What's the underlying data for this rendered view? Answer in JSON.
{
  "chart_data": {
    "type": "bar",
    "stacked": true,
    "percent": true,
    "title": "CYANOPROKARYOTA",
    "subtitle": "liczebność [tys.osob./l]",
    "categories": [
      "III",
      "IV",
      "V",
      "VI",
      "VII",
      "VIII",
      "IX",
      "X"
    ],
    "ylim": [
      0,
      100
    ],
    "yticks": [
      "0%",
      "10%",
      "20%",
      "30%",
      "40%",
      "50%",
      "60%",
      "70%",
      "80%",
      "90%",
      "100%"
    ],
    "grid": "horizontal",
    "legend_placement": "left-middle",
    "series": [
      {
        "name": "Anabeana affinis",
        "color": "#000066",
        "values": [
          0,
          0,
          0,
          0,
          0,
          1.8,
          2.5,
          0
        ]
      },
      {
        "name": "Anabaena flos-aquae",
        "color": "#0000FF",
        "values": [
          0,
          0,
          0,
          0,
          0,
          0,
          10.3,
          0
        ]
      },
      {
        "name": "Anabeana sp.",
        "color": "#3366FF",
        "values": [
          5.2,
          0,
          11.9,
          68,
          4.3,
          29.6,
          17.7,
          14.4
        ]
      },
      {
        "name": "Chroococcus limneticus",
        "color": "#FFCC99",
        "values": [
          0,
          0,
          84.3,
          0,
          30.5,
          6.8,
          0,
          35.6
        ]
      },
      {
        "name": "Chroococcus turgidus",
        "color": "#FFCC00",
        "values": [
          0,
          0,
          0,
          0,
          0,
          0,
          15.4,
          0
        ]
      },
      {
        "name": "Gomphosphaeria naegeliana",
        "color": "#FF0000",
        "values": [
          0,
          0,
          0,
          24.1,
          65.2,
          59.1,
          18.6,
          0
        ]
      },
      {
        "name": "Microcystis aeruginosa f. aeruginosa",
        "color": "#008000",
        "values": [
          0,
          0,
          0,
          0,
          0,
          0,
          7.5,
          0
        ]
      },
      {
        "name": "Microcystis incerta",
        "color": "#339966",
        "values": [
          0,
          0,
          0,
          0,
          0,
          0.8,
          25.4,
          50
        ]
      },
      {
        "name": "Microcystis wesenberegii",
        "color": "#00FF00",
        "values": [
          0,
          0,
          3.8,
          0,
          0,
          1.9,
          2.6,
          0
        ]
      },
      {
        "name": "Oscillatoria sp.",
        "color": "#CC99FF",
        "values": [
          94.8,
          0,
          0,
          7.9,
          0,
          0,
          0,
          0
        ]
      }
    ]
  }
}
- - - - - - -
* [Instruction] Reproduce each line verbatim.

* [Result of this task]
What's the underlying data for this rendered view? Answer in JSON.
{
  "chart_data": {
    "type": "bar",
    "stacked": true,
    "percent": true,
    "title": "CYANOPROKARYOTA",
    "subtitle": "liczebność [tys.osob./l]",
    "categories": [
      "III",
      "IV",
      "V",
      "VI",
      "VII",
      "VIII",
      "IX",
      "X"
    ],
    "ylim": [
      0,
      100
    ],
    "yticks": [
      "0%",
      "10%",
      "20%",
      "30%",
      "40%",
      "50%",
      "60%",
      "70%",
      "80%",
      "90%",
      "100%"
    ],
    "grid": "horizontal",
    "legend_placement": "left-middle",
    "series": [
      {
        "name": "Anabeana affinis",
        "color": "#000066",
        "values": [
          0,
          0,
          0,
          0,
          0,
          1.8,
          2.5,
          0
        ]
      },
      {
        "name": "Anabaena flos-aquae",
        "color": "#0000FF",
        "values": [
          0,
          0,
          0,
          0,
          0,
          0,
          10.3,
          0
        ]
      },
      {
        "name": "Anabeana sp.",
        "color": "#3366FF",
        "values": [
          5.2,
          0,
          11.9,
          68,
          4.3,
          29.6,
          17.7,
          14.4
        ]
      },
      {
        "name": "Chroococcus limneticus",
        "color": "#FFCC99",
        "values": [
          0,
          0,
          84.3,
          0,
          30.5,
          6.8,
          0,
          35.6
        ]
      },
      {
        "name": "Chroococcus turgidus",
        "color": "#FFCC00",
        "values": [
          0,
          0,
          0,
          0,
          0,
          0,
          15.4,
          0
        ]
      },
      {
        "name": "Gomphosphaeria naegeliana",
        "color": "#FF0000",
        "values": [
          0,
          0,
          0,
          24.1,
          65.2,
          59.1,
          18.6,
          0
        ]
      },
      {
        "name": "Microcystis aeruginosa f. aeruginosa",
        "color": "#008000",
        "values": [
          0,
          0,
          0,
          0,
          0,
          0,
          7.5,
          0
        ]
      },
      {
        "name": "Microcystis incerta",
        "color": "#339966",
        "values": [
          0,
          0,
          0,
          0,
          0,
          0.8,
          25.4,
          50
        ]
      },
      {
        "name": "Microcystis wesenberegii",
        "color": "#00FF00",
        "values": [
          0,
          0,
          3.8,
          0,
          0,
          1.9,
          2.6,
          0
        ]
      },
      {
        "name": "Oscillatoria sp.",
        "color": "#CC99FF",
        "values": [
          94.8,
          0,
          0,
          7.9,
          0,
          0,
          0,
          0
        ]
      }
    ]
  }
}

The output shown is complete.